**Your objective:** Edit the records below by replacing every occurrence of "x-tick-label" with "x-axis-label", changing nothing else.

**Part of a data file:**
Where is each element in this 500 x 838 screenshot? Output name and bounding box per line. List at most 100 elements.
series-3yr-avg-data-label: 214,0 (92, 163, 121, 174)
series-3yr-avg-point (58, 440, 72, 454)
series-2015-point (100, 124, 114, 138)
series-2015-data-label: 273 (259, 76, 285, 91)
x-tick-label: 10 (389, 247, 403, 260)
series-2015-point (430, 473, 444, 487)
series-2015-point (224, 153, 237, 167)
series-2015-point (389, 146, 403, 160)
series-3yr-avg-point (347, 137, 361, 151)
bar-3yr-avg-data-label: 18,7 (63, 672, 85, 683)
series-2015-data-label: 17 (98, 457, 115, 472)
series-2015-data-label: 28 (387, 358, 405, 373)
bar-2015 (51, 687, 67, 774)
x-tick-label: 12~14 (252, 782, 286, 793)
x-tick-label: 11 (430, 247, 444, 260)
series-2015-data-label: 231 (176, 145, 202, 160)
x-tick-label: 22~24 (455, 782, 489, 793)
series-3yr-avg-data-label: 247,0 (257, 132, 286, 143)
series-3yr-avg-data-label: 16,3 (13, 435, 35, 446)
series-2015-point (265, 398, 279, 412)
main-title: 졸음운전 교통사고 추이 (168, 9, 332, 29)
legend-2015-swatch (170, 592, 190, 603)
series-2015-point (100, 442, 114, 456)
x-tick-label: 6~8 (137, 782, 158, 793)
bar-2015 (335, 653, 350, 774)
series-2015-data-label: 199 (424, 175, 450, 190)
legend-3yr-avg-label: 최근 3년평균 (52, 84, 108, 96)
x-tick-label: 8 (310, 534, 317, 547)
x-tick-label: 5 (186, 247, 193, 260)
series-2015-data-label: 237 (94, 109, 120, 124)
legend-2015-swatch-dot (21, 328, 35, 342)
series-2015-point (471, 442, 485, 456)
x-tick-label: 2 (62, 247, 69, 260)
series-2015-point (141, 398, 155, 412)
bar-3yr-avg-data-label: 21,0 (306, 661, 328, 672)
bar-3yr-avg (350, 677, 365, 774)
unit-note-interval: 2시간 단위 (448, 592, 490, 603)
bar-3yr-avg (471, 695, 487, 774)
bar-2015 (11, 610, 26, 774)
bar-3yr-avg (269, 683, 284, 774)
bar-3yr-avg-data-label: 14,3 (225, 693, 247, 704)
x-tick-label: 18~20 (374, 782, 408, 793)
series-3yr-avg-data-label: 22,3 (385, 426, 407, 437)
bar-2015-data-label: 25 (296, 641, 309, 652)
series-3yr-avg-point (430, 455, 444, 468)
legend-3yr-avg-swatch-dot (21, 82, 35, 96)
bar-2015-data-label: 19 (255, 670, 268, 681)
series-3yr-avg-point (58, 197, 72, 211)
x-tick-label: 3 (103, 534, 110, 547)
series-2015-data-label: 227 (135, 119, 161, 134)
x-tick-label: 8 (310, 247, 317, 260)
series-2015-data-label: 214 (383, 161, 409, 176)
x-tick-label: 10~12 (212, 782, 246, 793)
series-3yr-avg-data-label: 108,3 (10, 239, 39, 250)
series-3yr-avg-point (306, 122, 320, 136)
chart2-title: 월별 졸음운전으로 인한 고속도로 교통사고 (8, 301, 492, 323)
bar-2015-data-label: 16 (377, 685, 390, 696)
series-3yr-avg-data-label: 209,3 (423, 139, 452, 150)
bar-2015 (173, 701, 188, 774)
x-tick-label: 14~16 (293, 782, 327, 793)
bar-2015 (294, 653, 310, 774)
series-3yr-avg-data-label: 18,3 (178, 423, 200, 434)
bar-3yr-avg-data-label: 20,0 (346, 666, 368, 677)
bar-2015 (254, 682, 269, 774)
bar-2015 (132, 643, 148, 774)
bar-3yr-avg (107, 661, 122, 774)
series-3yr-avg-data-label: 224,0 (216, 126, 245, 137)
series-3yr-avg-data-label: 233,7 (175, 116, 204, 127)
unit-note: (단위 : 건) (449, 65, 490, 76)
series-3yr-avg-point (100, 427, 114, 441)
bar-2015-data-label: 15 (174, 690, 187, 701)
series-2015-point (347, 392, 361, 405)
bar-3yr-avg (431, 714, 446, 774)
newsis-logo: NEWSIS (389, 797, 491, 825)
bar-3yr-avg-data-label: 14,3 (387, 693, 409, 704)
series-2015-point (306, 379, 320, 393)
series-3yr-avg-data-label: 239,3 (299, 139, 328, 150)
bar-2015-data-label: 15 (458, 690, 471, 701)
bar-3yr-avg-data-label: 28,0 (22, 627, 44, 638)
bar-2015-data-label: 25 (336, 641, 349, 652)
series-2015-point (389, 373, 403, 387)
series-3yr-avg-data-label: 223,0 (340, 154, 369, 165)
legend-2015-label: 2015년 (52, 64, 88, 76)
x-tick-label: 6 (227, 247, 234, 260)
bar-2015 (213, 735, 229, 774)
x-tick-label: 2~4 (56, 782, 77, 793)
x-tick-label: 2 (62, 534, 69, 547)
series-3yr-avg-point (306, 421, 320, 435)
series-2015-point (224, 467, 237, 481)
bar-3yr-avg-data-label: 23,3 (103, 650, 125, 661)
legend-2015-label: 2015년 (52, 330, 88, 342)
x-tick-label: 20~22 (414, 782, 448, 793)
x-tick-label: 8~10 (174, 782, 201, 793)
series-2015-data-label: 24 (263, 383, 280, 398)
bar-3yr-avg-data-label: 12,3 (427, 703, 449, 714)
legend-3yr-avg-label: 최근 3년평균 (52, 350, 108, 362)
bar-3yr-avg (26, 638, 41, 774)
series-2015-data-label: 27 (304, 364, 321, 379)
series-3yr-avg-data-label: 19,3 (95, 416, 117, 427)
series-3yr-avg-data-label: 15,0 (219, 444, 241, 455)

**Written solution:**
Where is each element in this 500 x 838 screenshot? Output name and bounding box per line. List at most 100 elements.
series-3yr-avg-data-label: 214,0 (92, 163, 121, 174)
series-3yr-avg-point (58, 440, 72, 454)
series-2015-point (100, 124, 114, 138)
series-2015-data-label: 273 (259, 76, 285, 91)
x-axis-label: 10 (389, 247, 403, 260)
series-2015-point (430, 473, 444, 487)
series-2015-point (224, 153, 237, 167)
series-2015-point (389, 146, 403, 160)
series-3yr-avg-point (347, 137, 361, 151)
bar-3yr-avg-data-label: 18,7 (63, 672, 85, 683)
series-2015-data-label: 17 (98, 457, 115, 472)
series-2015-data-label: 28 (387, 358, 405, 373)
bar-2015 (51, 687, 67, 774)
x-axis-label: 12~14 (252, 782, 286, 793)
x-axis-label: 11 (430, 247, 444, 260)
series-2015-data-label: 231 (176, 145, 202, 160)
x-axis-label: 22~24 (455, 782, 489, 793)
series-3yr-avg-data-label: 247,0 (257, 132, 286, 143)
series-3yr-avg-data-label: 16,3 (13, 435, 35, 446)
series-2015-point (265, 398, 279, 412)
main-title: 졸음운전 교통사고 추이 (168, 9, 332, 29)
legend-2015-swatch (170, 592, 190, 603)
series-2015-point (100, 442, 114, 456)
x-axis-label: 6~8 (137, 782, 158, 793)
bar-2015 (335, 653, 350, 774)
series-2015-data-label: 199 (424, 175, 450, 190)
legend-3yr-avg-label: 최근 3년평균 (52, 84, 108, 96)
x-axis-label: 8 (310, 534, 317, 547)
x-axis-label: 5 (186, 247, 193, 260)
series-2015-data-label: 237 (94, 109, 120, 124)
legend-2015-swatch-dot (21, 328, 35, 342)
series-2015-point (471, 442, 485, 456)
x-axis-label: 2 (62, 247, 69, 260)
series-2015-point (141, 398, 155, 412)
bar-3yr-avg-data-label: 21,0 (306, 661, 328, 672)
bar-3yr-avg (350, 677, 365, 774)
unit-note-interval: 2시간 단위 (448, 592, 490, 603)
bar-3yr-avg (471, 695, 487, 774)
bar-2015 (11, 610, 26, 774)
bar-3yr-avg (269, 683, 284, 774)
bar-3yr-avg-data-label: 14,3 (225, 693, 247, 704)
x-axis-label: 18~20 (374, 782, 408, 793)
series-3yr-avg-data-label: 22,3 (385, 426, 407, 437)
bar-2015-data-label: 25 (296, 641, 309, 652)
series-3yr-avg-point (430, 455, 444, 468)
legend-3yr-avg-swatch-dot (21, 82, 35, 96)
bar-2015-data-label: 19 (255, 670, 268, 681)
series-3yr-avg-point (58, 197, 72, 211)
x-axis-label: 3 (103, 534, 110, 547)
series-2015-data-label: 227 (135, 119, 161, 134)
x-axis-label: 8 (310, 247, 317, 260)
series-2015-data-label: 214 (383, 161, 409, 176)
x-axis-label: 10~12 (212, 782, 246, 793)
series-3yr-avg-data-label: 108,3 (10, 239, 39, 250)
series-3yr-avg-point (306, 122, 320, 136)
chart2-title: 월별 졸음운전으로 인한 고속도로 교통사고 (8, 301, 492, 323)
bar-2015-data-label: 16 (377, 685, 390, 696)
series-3yr-avg-data-label: 209,3 (423, 139, 452, 150)
bar-2015 (173, 701, 188, 774)
x-axis-label: 14~16 (293, 782, 327, 793)
bar-2015 (294, 653, 310, 774)
series-3yr-avg-data-label: 18,3 (178, 423, 200, 434)
bar-3yr-avg-data-label: 20,0 (346, 666, 368, 677)
bar-2015 (254, 682, 269, 774)
bar-2015 (132, 643, 148, 774)
bar-3yr-avg (107, 661, 122, 774)
series-3yr-avg-data-label: 224,0 (216, 126, 245, 137)
series-3yr-avg-data-label: 233,7 (175, 116, 204, 127)
unit-note: (단위 : 건) (449, 65, 490, 76)
series-3yr-avg-point (100, 427, 114, 441)
bar-2015-data-label: 15 (174, 690, 187, 701)
series-2015-point (347, 392, 361, 405)
bar-3yr-avg (431, 714, 446, 774)
newsis-logo: NEWSIS (389, 797, 491, 825)
bar-3yr-avg-data-label: 14,3 (387, 693, 409, 704)
series-2015-point (306, 379, 320, 393)
series-3yr-avg-data-label: 239,3 (299, 139, 328, 150)
bar-2015-data-label: 15 (458, 690, 471, 701)
bar-3yr-avg-data-label: 28,0 (22, 627, 44, 638)
bar-2015-data-label: 25 (336, 641, 349, 652)
series-2015-point (389, 373, 403, 387)
series-3yr-avg-data-label: 223,0 (340, 154, 369, 165)
legend-2015-label: 2015년 (52, 64, 88, 76)
x-axis-label: 6 (227, 247, 234, 260)
bar-2015 (213, 735, 229, 774)
x-axis-label: 2~4 (56, 782, 77, 793)
x-axis-label: 2 (62, 534, 69, 547)
series-3yr-avg-point (306, 421, 320, 435)
series-2015-point (224, 467, 237, 481)
bar-3yr-avg-data-label: 23,3 (103, 650, 125, 661)
legend-2015-label: 2015년 (52, 330, 88, 342)
x-axis-label: 20~22 (414, 782, 448, 793)
x-axis-label: 8~10 (174, 782, 201, 793)
series-2015-data-label: 24 (263, 383, 280, 398)
bar-3yr-avg-data-label: 12,3 (427, 703, 449, 714)
legend-3yr-avg-label: 최근 3년평균 (52, 350, 108, 362)
bar-3yr-avg (26, 638, 41, 774)
series-2015-data-label: 27 (304, 364, 321, 379)
series-3yr-avg-data-label: 19,3 (95, 416, 117, 427)
series-3yr-avg-data-label: 15,0 (219, 444, 241, 455)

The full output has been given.